▶ [TASK TO CARRY OUT]: Starting with the line that holds "Read out every word on this page.", copy out each remaining line of the listing below, up to and including the last one, and include nothing else.

▶ [DATA FOR THIS EXERCISE]:
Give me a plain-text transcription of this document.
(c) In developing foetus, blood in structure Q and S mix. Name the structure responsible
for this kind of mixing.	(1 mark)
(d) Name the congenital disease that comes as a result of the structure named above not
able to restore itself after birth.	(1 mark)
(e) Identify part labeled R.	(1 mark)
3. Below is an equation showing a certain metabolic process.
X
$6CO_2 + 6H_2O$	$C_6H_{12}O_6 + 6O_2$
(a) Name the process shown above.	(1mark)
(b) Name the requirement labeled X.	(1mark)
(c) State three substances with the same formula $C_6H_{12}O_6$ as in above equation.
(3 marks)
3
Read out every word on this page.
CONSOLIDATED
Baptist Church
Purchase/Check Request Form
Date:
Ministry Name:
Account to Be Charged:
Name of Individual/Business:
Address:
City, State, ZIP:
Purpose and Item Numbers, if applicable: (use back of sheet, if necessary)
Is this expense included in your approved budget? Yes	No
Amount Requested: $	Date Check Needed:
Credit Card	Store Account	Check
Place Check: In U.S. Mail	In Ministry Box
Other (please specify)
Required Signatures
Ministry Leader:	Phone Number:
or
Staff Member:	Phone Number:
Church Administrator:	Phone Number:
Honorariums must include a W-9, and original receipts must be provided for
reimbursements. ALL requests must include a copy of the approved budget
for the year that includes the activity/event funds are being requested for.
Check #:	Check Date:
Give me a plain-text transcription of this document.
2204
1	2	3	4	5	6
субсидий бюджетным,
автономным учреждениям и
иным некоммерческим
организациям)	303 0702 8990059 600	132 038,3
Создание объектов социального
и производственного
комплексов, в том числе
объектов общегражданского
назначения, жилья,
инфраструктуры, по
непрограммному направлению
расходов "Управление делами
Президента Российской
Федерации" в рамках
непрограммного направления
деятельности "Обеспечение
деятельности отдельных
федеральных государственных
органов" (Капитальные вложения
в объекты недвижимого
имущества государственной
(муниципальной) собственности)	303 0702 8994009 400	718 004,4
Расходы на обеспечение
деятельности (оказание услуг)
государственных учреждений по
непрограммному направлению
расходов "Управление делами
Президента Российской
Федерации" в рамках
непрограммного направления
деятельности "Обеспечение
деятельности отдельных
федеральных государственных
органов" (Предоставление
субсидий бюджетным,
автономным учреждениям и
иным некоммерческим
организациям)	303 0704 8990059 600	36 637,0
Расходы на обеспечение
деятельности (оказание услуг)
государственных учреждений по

▶ [RESULT]:
Read out every word on this page.
CONSOLIDATED
Baptist Church
Purchase/Check Request Form
Date:
Ministry Name:
Account to Be Charged:
Name of Individual/Business:
Address:
City, State, ZIP:
Purpose and Item Numbers, if applicable: (use back of sheet, if necessary)
Is this expense included in your approved budget? Yes	No
Amount Requested: $	Date Check Needed:
Credit Card	Store Account	Check
Place Check: In U.S. Mail	In Ministry Box
Other (please specify)
Required Signatures
Ministry Leader:	Phone Number:
or
Staff Member:	Phone Number:
Church Administrator:	Phone Number:
Honorariums must include a W-9, and original receipts must be provided for
reimbursements. ALL requests must include a copy of the approved budget
for the year that includes the activity/event funds are being requested for.
Check #:	Check Date:
Give me a plain-text transcription of this document.
2204
1	2	3	4	5	6
субсидий бюджетным,
автономным учреждениям и
иным некоммерческим
организациям)	303 0702 8990059 600	132 038,3
Создание объектов социального
и производственного
комплексов, в том числе
объектов общегражданского
назначения, жилья,
инфраструктуры, по
непрограммному направлению
расходов "Управление делами
Президента Российской
Федерации" в рамках
непрограммного направления
деятельности "Обеспечение
деятельности отдельных
федеральных государственных
органов" (Капитальные вложения
в объекты недвижимого
имущества государственной
(муниципальной) собственности)	303 0702 8994009 400	718 004,4
Расходы на обеспечение
деятельности (оказание услуг)
государственных учреждений по
непрограммному направлению
расходов "Управление делами
Президента Российской
Федерации" в рамках
непрограммного направления
деятельности "Обеспечение
деятельности отдельных
федеральных государственных
органов" (Предоставление
субсидий бюджетным,
автономным учреждениям и
иным некоммерческим
организациям)	303 0704 8990059 600	36 637,0
Расходы на обеспечение
деятельности (оказание услуг)
государственных учреждений по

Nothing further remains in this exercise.